#### GOAL
In the listing that follows, count each line where the word "Gross" appears; write nothing but the count.
++++ EXTRACTED ENTRIES ++++
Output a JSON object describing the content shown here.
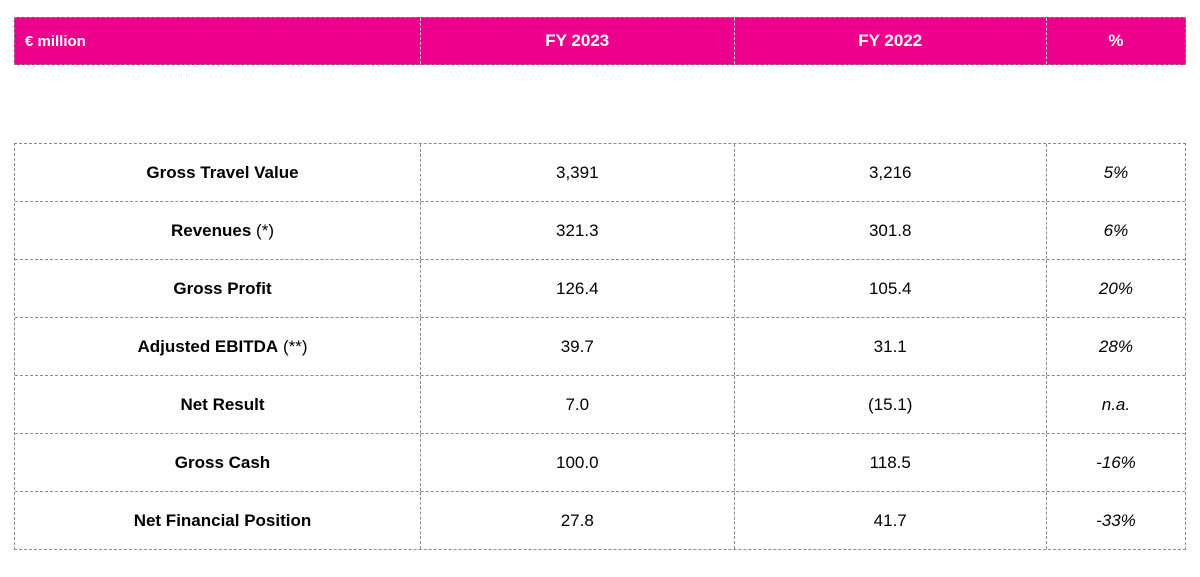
{
  "table": {
    "unit_label": "€ million",
    "columns": {
      "fy2023": "FY 2023",
      "fy2022": "FY 2022",
      "pct": "%"
    },
    "rows": [
      {
        "label": "Gross Travel Value",
        "suffix": "",
        "fy2023": "3,391",
        "fy2022": "3,216",
        "pct": "5%"
      },
      {
        "label": "Revenues",
        "suffix": " (*)",
        "fy2023": "321.3",
        "fy2022": "301.8",
        "pct": "6%"
      },
      {
        "label": "Gross Profit",
        "suffix": "",
        "fy2023": "126.4",
        "fy2022": "105.4",
        "pct": "20%"
      },
      {
        "label": "Adjusted EBITDA",
        "suffix": " (**)",
        "fy2023": "39.7",
        "fy2022": "31.1",
        "pct": "28%"
      },
      {
        "label": "Net Result",
        "suffix": "",
        "fy2023": "7.0",
        "fy2022": "(15.1)",
        "pct": "n.a."
      },
      {
        "label": "Gross Cash",
        "suffix": "",
        "fy2023": "100.0",
        "fy2022": "118.5",
        "pct": "-16%"
      },
      {
        "label": "Net Financial Position",
        "suffix": "",
        "fy2023": "27.8",
        "fy2022": "41.7",
        "pct": "-33%"
      }
    ],
    "colors": {
      "header_bg": "#EC008C",
      "header_text": "#FFFFFF",
      "border": "#8A8A8A"
    }
  }
}
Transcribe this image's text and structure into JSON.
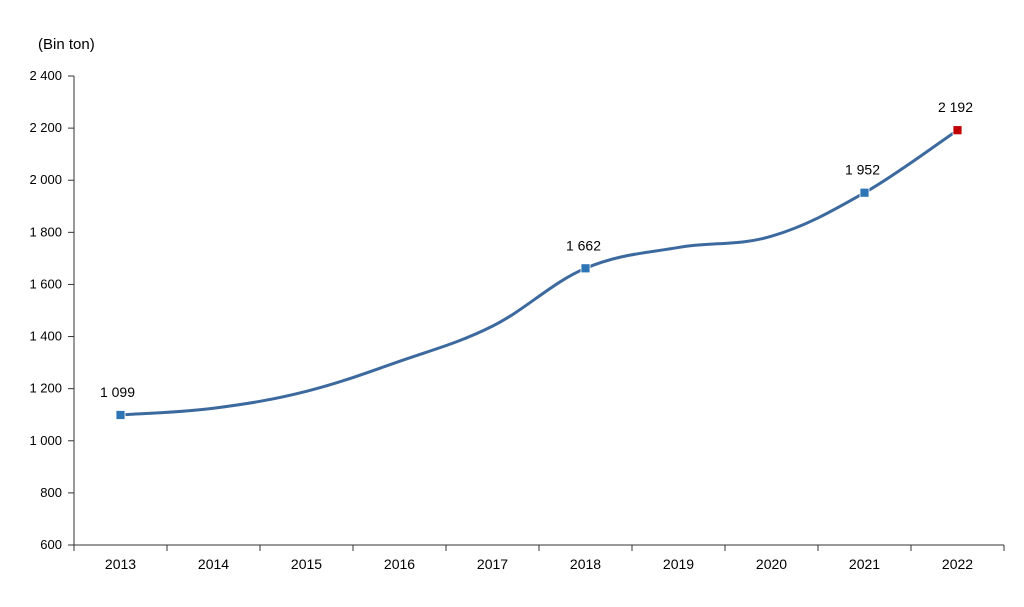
{
  "chart_data": {
    "type": "line",
    "ylabel": "(Bin ton)",
    "categories": [
      "2013",
      "2014",
      "2015",
      "2016",
      "2017",
      "2018",
      "2019",
      "2020",
      "2021",
      "2022"
    ],
    "series": [
      {
        "values": [
          1099,
          1125,
          1190,
          1305,
          1440,
          1662,
          1742,
          1785,
          1952,
          2192
        ]
      }
    ],
    "data_labels": [
      {
        "category": "2013",
        "text": "1 099"
      },
      {
        "category": "2018",
        "text": "1 662"
      },
      {
        "category": "2021",
        "text": "1 952"
      },
      {
        "category": "2022",
        "text": "2 192"
      }
    ],
    "marked_points": [
      "2013",
      "2018",
      "2021",
      "2022"
    ],
    "highlight_point": "2022",
    "ylim": [
      600,
      2400
    ],
    "yticks": [
      600,
      800,
      1000,
      1200,
      1400,
      1600,
      1800,
      2000,
      2200,
      2400
    ],
    "ytick_labels": [
      "600",
      "800",
      "1 000",
      "1 200",
      "1 400",
      "1 600",
      "1 800",
      "2 000",
      "2 200",
      "2 400"
    ],
    "grid": false,
    "legend": "none",
    "colors": {
      "line": "#3d6a9e",
      "marker": "#2e75b6",
      "highlight_marker": "#c00000",
      "axis": "#333333"
    }
  }
}
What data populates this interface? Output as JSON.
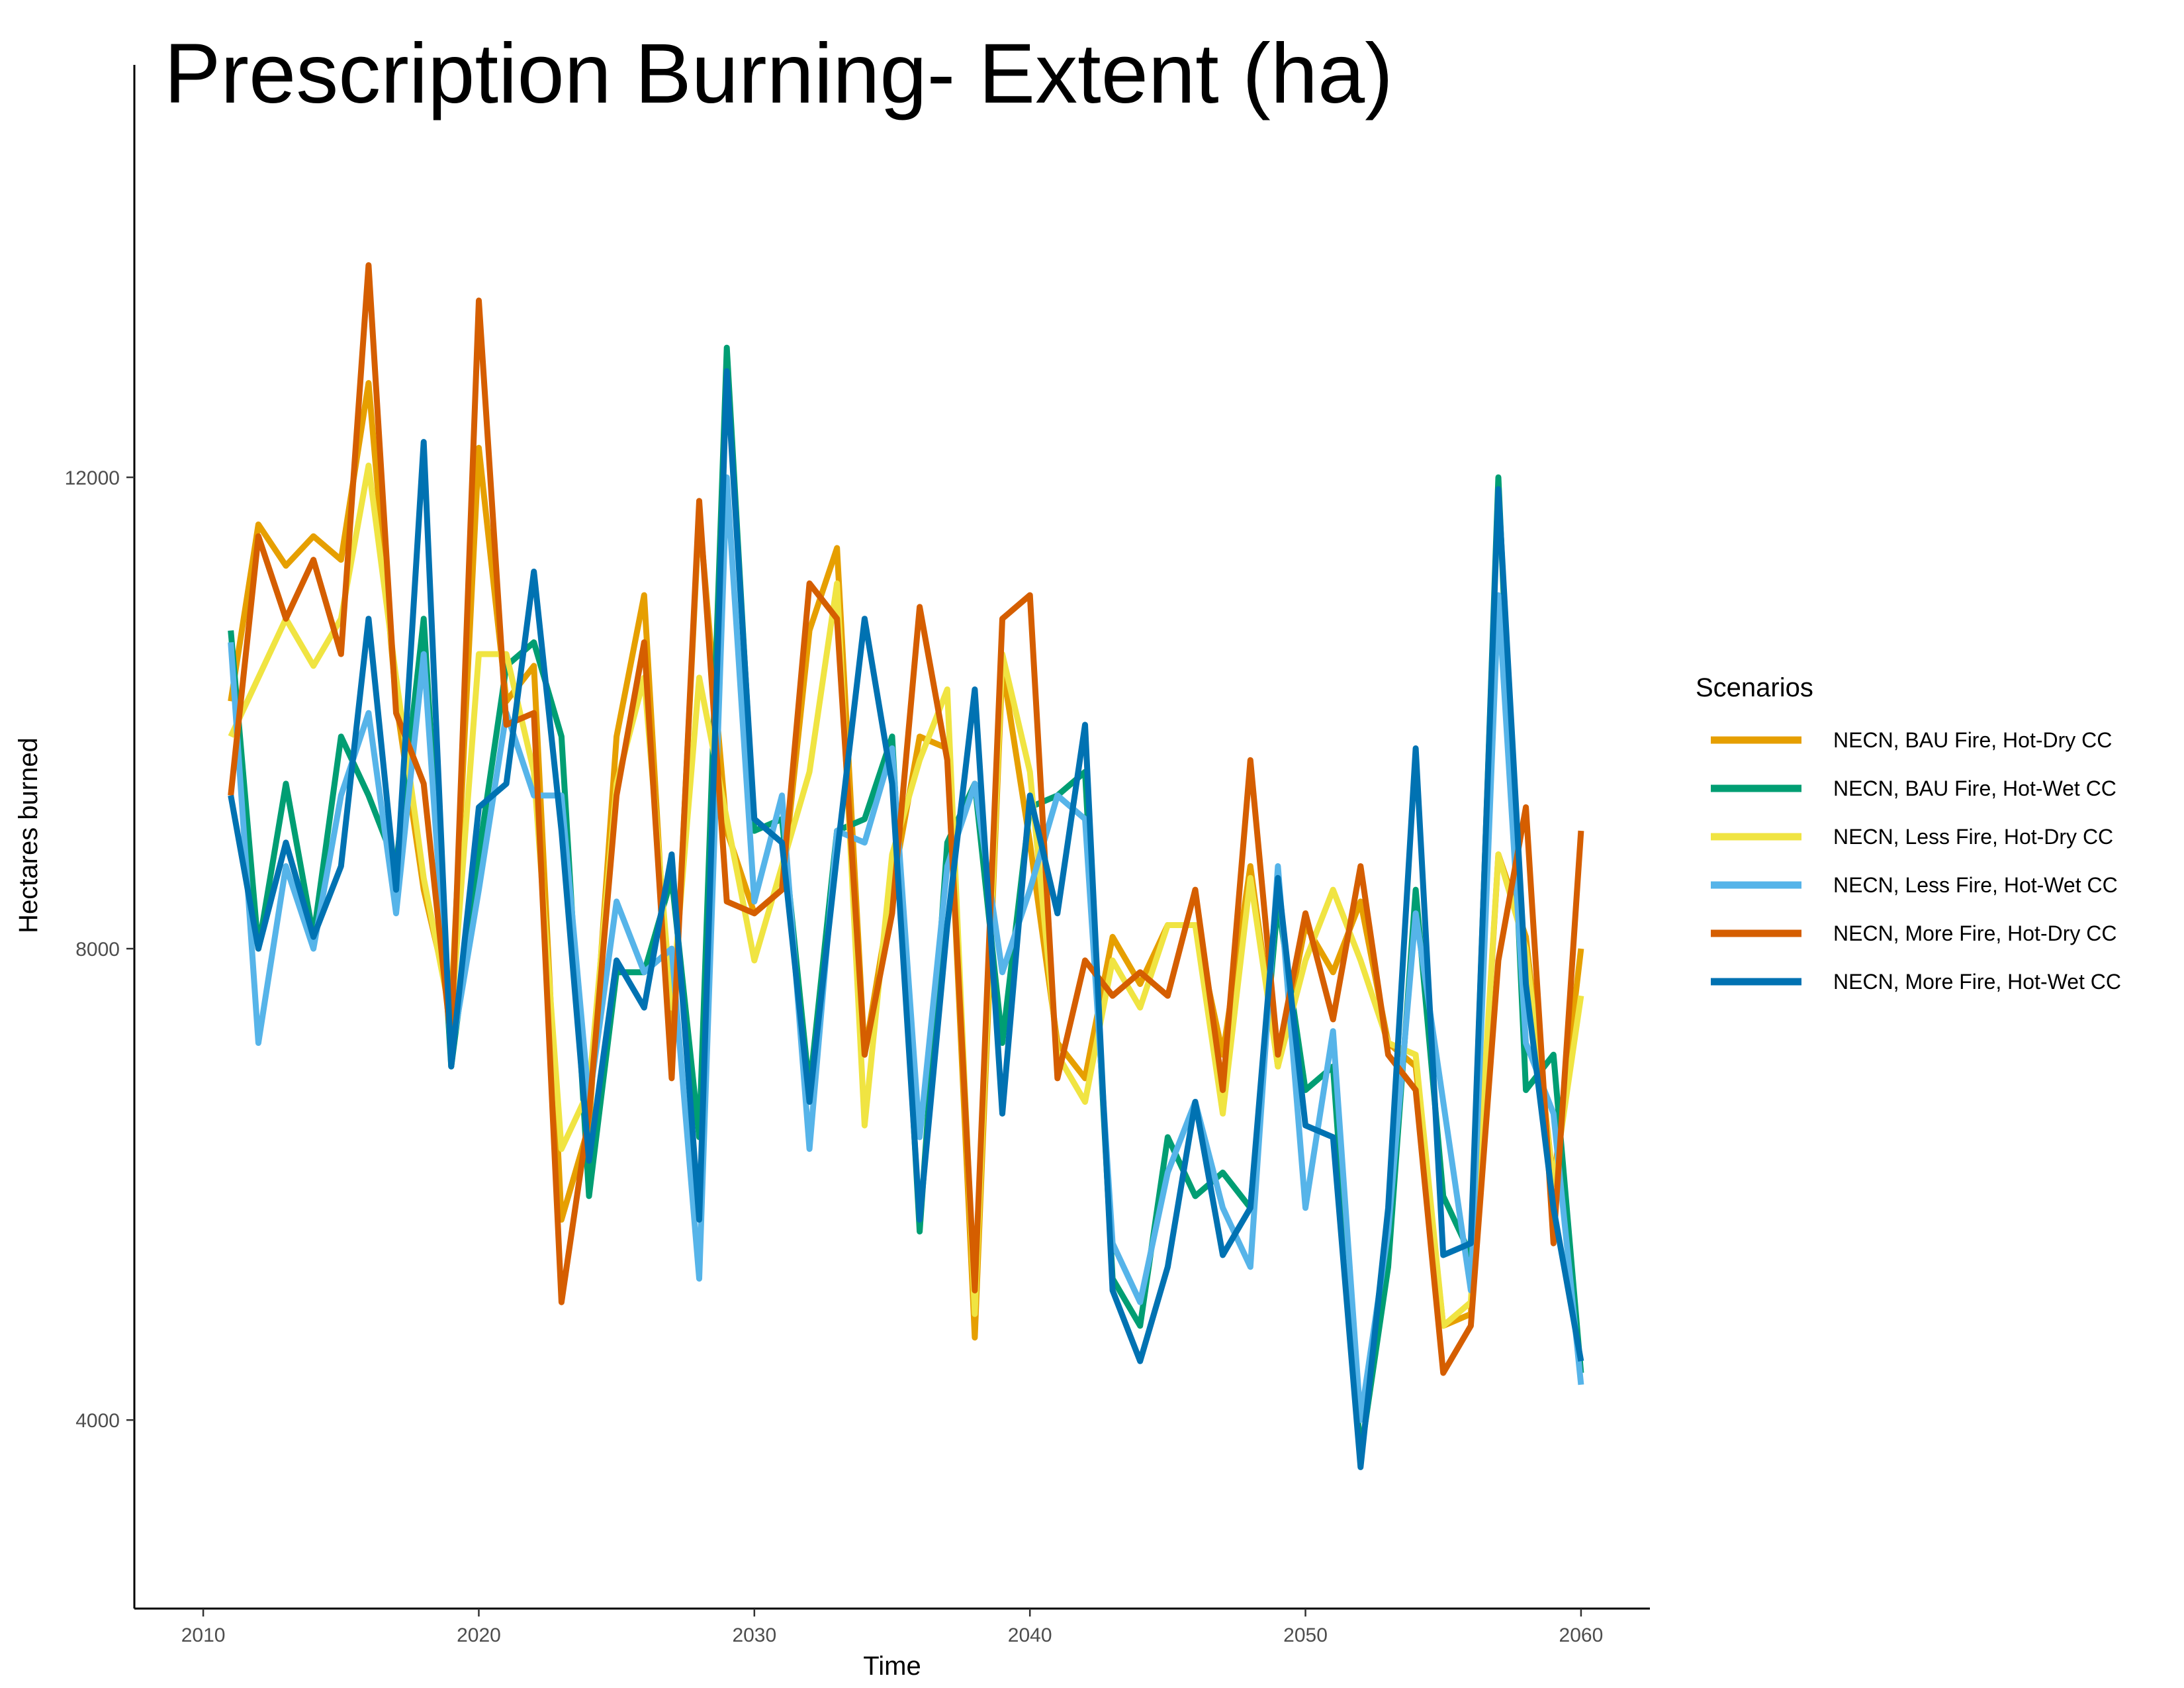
{
  "chart_data": {
    "type": "line",
    "title": "Prescription Burning- Extent (ha)",
    "xlabel": "Time",
    "ylabel": "Hectares burned",
    "xlim": [
      2007.5,
      2062.5
    ],
    "ylim": [
      2400,
      15500
    ],
    "x_ticks": [
      2010,
      2020,
      2030,
      2040,
      2050,
      2060
    ],
    "y_ticks": [
      4000,
      8000,
      12000
    ],
    "grid": false,
    "legend": {
      "title": "Scenarios",
      "position": "right"
    },
    "x": [
      2011,
      2012,
      2013,
      2014,
      2015,
      2016,
      2017,
      2018,
      2019,
      2020,
      2021,
      2022,
      2023,
      2024,
      2025,
      2026,
      2027,
      2028,
      2029,
      2030,
      2031,
      2032,
      2033,
      2034,
      2035,
      2036,
      2037,
      2038,
      2039,
      2040,
      2041,
      2042,
      2043,
      2044,
      2045,
      2046,
      2047,
      2048,
      2049,
      2050,
      2051,
      2052,
      2053,
      2054,
      2055,
      2056,
      2057,
      2058,
      2059,
      2060
    ],
    "series": [
      {
        "name": "NECN, BAU Fire, Hot-Dry CC",
        "color": "#E69F00",
        "values": [
          10100,
          11600,
          11250,
          11500,
          11300,
          12800,
          10100,
          8500,
          7500,
          12250,
          10100,
          10400,
          5700,
          6500,
          9800,
          11000,
          7000,
          11700,
          9000,
          8300,
          8500,
          10700,
          11400,
          7100,
          8500,
          9800,
          9700,
          4700,
          10400,
          8900,
          7200,
          6900,
          8100,
          7700,
          8200,
          8200,
          7100,
          8700,
          7000,
          8200,
          7800,
          8400,
          7200,
          7000,
          4800,
          4900,
          8800,
          8100,
          6000,
          8000
        ]
      },
      {
        "name": "NECN, BAU Fire, Hot-Wet CC",
        "color": "#009E73",
        "values": [
          10700,
          8000,
          9400,
          8100,
          9800,
          9300,
          8700,
          10800,
          7000,
          8800,
          10400,
          10600,
          9800,
          5900,
          7800,
          7800,
          8600,
          6400,
          13100,
          9000,
          9100,
          6800,
          9000,
          9100,
          9800,
          5600,
          8900,
          9400,
          7200,
          9200,
          9300,
          9500,
          5200,
          4800,
          6400,
          5900,
          6100,
          5800,
          8400,
          6800,
          7000,
          3700,
          5300,
          8500,
          5900,
          5400,
          12000,
          6800,
          7100,
          4400
        ]
      },
      {
        "name": "NECN, Less Fire, Hot-Dry CC",
        "color": "#F0E442",
        "values": [
          9800,
          10300,
          10800,
          10400,
          10800,
          12100,
          10300,
          8600,
          7400,
          10500,
          10500,
          9500,
          6300,
          6800,
          9400,
          10300,
          7500,
          10300,
          9100,
          7900,
          8700,
          9500,
          11100,
          6500,
          8800,
          9600,
          10200,
          4900,
          10500,
          9500,
          7100,
          6700,
          7900,
          7500,
          8200,
          8200,
          6600,
          8600,
          7000,
          7900,
          8500,
          7900,
          7200,
          7100,
          4800,
          5000,
          8800,
          8000,
          6000,
          7600
        ]
      },
      {
        "name": "NECN, Less Fire, Hot-Wet CC",
        "color": "#56B4E9",
        "values": [
          10600,
          7200,
          8700,
          8000,
          9300,
          10000,
          8300,
          10500,
          7100,
          8500,
          10000,
          9300,
          9300,
          6700,
          8400,
          7800,
          8000,
          5200,
          12000,
          8400,
          9300,
          6300,
          9000,
          8900,
          9700,
          6400,
          8700,
          9400,
          7800,
          8500,
          9300,
          9100,
          5500,
          5000,
          6100,
          6700,
          5800,
          5300,
          8700,
          5800,
          7300,
          4000,
          5600,
          8300,
          6700,
          5100,
          11000,
          7200,
          6600,
          4300
        ]
      },
      {
        "name": "NECN, More Fire, Hot-Dry CC",
        "color": "#D55E00",
        "values": [
          9300,
          11500,
          10800,
          11300,
          10500,
          13800,
          10000,
          9400,
          7200,
          13500,
          9900,
          10000,
          5000,
          6600,
          9300,
          10600,
          6900,
          11800,
          8400,
          8300,
          8500,
          11100,
          10800,
          7100,
          8300,
          10900,
          9600,
          5100,
          10800,
          11000,
          6900,
          7900,
          7600,
          7800,
          7600,
          8500,
          6800,
          9600,
          7100,
          8300,
          7400,
          8700,
          7100,
          6800,
          4400,
          4800,
          7900,
          9200,
          5500,
          9000
        ]
      },
      {
        "name": "NECN, More Fire, Hot-Wet CC",
        "color": "#0072B2",
        "values": [
          9300,
          8000,
          8900,
          8100,
          8700,
          10800,
          8500,
          12300,
          7000,
          9200,
          9400,
          11200,
          9000,
          6200,
          7900,
          7500,
          8800,
          5700,
          12900,
          9100,
          8900,
          6700,
          8800,
          10800,
          9400,
          5700,
          8200,
          10200,
          6600,
          9300,
          8300,
          9900,
          5100,
          4500,
          5300,
          6700,
          5400,
          5800,
          8600,
          6500,
          6400,
          3600,
          5800,
          9700,
          5400,
          5500,
          11900,
          7700,
          5800,
          4500
        ]
      }
    ]
  }
}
++++
#### FULL SOLUTION
3